- DATA SECTION
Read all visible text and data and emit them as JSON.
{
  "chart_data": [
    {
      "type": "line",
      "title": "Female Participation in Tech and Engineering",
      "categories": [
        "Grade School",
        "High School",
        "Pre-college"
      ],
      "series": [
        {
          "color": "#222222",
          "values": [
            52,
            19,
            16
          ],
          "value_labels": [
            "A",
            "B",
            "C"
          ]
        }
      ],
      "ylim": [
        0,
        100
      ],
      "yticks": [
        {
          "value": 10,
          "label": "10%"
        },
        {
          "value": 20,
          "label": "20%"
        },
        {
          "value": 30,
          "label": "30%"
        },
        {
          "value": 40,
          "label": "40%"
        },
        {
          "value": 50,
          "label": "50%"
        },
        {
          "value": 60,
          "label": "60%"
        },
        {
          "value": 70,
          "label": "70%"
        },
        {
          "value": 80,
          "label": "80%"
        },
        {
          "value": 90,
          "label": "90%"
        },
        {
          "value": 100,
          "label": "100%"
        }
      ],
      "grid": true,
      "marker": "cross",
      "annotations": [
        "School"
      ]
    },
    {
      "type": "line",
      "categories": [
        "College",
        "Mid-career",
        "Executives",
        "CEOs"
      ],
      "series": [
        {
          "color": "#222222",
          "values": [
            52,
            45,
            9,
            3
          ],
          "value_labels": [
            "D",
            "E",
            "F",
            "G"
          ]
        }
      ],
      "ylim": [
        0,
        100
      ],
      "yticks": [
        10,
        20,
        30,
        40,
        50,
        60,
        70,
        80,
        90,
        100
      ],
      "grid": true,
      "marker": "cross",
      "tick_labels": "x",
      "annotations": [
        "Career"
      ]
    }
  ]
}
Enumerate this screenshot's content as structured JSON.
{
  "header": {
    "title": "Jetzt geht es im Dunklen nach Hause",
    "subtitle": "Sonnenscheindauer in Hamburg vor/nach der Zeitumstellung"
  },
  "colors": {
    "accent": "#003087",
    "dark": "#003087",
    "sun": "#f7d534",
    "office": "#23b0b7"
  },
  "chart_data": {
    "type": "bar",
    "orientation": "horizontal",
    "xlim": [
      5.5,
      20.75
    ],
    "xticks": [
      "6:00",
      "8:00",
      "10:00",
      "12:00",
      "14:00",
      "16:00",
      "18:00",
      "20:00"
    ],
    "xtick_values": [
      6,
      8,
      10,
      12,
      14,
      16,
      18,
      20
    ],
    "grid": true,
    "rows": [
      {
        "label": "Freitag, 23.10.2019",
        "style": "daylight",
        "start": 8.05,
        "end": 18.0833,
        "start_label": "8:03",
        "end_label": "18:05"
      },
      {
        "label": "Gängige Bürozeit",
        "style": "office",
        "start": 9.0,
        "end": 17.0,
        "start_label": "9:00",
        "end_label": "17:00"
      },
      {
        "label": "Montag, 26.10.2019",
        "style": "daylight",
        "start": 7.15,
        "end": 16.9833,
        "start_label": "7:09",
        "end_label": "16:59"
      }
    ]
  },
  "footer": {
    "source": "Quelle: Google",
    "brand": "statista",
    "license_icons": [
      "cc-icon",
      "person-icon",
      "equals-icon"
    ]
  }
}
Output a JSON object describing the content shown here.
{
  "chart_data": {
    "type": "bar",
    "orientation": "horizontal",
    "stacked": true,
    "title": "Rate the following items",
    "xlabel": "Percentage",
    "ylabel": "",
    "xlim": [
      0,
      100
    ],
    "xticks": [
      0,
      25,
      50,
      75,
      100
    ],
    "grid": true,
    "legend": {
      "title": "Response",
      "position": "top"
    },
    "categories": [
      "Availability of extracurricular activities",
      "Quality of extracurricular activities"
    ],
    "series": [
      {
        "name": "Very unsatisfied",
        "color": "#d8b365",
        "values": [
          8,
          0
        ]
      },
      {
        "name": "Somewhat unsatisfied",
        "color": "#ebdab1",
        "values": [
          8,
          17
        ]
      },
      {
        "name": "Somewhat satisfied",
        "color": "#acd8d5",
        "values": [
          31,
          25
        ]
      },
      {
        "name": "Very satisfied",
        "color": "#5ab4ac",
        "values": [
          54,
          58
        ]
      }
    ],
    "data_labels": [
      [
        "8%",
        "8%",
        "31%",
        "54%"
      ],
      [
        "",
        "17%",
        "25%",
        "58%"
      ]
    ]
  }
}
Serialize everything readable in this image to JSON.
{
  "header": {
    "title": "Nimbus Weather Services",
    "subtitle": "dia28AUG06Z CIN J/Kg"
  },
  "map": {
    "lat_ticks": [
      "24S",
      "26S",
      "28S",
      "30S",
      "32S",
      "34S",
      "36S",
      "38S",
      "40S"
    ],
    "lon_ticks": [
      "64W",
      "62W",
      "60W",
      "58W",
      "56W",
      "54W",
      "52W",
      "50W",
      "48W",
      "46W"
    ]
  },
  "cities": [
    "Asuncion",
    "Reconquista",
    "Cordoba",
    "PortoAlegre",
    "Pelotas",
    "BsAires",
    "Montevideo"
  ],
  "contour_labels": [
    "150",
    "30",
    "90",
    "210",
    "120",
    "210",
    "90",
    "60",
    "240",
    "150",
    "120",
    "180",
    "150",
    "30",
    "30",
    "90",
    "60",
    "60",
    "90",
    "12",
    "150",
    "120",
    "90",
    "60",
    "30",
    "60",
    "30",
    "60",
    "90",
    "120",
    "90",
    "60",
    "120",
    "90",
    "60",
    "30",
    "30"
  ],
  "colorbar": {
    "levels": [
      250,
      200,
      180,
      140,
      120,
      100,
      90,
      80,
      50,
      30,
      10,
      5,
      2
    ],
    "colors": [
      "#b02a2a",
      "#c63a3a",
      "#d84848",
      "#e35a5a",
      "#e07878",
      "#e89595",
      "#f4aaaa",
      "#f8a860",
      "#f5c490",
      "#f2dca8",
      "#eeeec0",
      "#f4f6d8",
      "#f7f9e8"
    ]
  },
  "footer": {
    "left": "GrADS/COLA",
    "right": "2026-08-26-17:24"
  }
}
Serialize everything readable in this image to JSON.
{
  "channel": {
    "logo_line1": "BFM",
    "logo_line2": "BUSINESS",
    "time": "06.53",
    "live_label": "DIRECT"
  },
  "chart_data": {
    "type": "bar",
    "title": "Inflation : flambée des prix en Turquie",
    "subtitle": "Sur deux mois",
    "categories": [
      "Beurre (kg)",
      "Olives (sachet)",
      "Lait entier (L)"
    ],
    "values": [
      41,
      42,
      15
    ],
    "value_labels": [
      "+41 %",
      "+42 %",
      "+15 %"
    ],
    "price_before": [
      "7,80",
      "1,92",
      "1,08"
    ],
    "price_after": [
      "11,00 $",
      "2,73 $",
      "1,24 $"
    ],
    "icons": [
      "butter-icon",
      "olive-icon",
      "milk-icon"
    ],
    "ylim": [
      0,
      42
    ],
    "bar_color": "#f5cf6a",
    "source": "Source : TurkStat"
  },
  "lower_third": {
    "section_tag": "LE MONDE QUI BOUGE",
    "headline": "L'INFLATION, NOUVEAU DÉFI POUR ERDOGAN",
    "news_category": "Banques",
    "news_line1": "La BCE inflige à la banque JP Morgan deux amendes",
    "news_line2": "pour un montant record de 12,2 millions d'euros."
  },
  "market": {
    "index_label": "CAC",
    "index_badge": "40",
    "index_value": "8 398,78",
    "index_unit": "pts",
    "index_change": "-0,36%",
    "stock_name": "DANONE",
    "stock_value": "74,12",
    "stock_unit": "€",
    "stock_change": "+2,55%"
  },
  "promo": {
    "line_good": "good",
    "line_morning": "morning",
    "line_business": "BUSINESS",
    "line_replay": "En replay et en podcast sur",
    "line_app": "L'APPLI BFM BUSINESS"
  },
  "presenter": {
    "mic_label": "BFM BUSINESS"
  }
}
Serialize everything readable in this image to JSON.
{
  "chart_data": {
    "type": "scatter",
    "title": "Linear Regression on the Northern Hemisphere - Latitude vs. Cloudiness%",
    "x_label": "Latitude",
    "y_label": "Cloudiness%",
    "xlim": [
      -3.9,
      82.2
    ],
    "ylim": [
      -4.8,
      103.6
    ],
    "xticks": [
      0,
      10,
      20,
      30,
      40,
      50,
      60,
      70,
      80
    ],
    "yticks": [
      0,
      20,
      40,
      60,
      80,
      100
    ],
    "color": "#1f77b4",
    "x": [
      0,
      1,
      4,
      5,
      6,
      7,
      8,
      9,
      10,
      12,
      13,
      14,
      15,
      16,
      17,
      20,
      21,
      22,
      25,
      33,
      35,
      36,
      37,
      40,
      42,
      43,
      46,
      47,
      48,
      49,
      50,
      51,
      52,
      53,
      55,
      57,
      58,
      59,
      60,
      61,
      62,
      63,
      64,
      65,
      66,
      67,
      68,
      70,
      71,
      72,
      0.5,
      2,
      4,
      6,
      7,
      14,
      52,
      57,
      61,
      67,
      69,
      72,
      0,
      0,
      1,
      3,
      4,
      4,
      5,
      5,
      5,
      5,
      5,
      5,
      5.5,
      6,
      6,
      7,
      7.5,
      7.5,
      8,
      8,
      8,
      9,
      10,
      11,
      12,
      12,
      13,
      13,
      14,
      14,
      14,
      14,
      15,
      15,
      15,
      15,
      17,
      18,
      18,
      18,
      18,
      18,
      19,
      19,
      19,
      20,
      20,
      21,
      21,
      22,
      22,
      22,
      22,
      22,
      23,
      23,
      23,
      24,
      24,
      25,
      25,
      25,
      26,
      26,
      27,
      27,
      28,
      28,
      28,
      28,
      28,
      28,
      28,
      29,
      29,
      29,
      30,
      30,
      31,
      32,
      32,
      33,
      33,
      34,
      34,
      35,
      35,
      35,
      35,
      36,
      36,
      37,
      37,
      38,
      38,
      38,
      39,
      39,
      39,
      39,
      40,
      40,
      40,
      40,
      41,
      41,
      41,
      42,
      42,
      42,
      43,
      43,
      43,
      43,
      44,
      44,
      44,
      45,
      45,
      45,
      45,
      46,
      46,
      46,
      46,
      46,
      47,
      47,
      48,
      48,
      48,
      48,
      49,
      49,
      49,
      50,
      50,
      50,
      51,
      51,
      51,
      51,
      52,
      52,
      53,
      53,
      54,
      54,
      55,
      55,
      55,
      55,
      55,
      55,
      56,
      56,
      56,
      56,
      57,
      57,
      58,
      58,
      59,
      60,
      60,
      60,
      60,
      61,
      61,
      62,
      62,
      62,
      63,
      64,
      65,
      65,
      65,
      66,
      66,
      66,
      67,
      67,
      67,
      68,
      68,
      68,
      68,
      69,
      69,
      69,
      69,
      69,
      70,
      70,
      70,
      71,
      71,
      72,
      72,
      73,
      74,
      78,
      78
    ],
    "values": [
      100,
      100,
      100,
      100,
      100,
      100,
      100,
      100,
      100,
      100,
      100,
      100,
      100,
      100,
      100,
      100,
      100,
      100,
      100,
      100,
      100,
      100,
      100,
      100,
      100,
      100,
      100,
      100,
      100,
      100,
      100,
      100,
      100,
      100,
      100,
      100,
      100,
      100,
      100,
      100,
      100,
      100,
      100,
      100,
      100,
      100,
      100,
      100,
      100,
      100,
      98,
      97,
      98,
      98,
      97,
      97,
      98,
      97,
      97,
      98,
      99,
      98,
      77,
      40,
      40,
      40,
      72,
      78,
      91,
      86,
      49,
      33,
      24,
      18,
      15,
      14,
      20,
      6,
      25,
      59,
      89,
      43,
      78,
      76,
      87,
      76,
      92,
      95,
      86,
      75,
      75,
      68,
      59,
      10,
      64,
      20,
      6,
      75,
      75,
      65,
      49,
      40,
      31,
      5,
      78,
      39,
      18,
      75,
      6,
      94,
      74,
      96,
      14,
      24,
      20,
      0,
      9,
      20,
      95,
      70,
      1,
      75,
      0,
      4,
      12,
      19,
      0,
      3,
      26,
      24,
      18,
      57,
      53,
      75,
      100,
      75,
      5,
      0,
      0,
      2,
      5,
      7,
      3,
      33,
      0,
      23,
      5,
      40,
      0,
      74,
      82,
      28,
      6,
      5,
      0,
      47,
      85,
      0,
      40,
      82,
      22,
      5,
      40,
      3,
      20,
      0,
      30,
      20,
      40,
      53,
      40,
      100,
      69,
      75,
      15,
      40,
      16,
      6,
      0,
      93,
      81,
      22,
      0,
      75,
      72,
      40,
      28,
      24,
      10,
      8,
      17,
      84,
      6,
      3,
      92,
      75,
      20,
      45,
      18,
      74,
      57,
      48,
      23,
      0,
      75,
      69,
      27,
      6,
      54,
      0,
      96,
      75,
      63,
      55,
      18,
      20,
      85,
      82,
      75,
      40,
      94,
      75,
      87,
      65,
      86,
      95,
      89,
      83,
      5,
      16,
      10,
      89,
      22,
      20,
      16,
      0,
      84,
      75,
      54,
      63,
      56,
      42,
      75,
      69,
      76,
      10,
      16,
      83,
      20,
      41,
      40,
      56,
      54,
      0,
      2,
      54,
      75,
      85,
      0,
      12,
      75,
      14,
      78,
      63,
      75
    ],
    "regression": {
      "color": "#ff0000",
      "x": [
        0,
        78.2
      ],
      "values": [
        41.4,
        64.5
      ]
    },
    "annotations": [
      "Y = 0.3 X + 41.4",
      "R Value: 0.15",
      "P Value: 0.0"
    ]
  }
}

- TASK DIRECTIONS
Select every line of the records holding the string "activities".

- RESULT FOR THIS EXERCISE
      "Availability of extracurricular activities",
      "Quality of extracurricular activities"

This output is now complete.